▶ [WRITTEN PROBLEM] Retype the records below word for word and omit any image.

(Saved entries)
/---
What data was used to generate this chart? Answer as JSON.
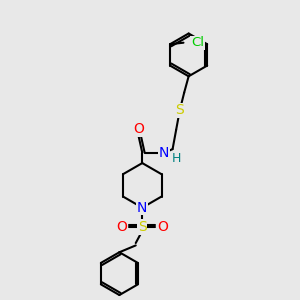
{
  "background_color": "#e8e8e8",
  "bond_color": "#000000",
  "N_color": "#0000ff",
  "O_color": "#ff0000",
  "S_color": "#cccc00",
  "Cl_color": "#00cc00",
  "H_color": "#008080",
  "figsize": [
    3.0,
    3.0
  ],
  "dpi": 100,
  "xlim": [
    0,
    10
  ],
  "ylim": [
    0,
    10
  ]
}
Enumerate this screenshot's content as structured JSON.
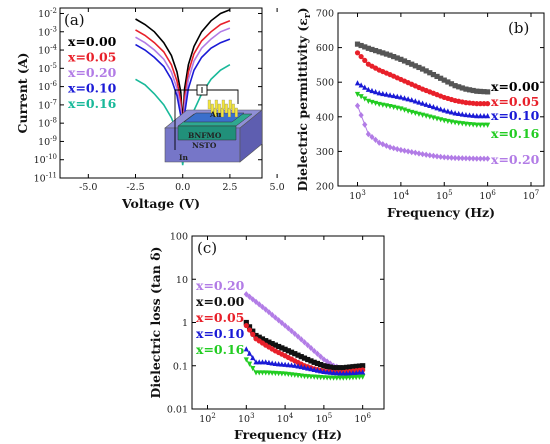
\---
▶ [RESULT OF THE TASK]
What data was used to generate this chart? Answer as JSON.
{
  "background_color": "#e8e8e8",
  "bond_color": "#000000",
  "N_color": "#0000ff",
  "O_color": "#ff0000",
  "S_color": "#cccc00",
  "Cl_color": "#00cc00",
  "H_color": "#008080",
  "figsize": [
    3.0,
    3.0
  ],
  "dpi": 100,
  "xlim": [
    0,
    10
  ],
  "ylim": [
    0,
    10
  ]
}
Enumerate this screenshot's content as structured JSON.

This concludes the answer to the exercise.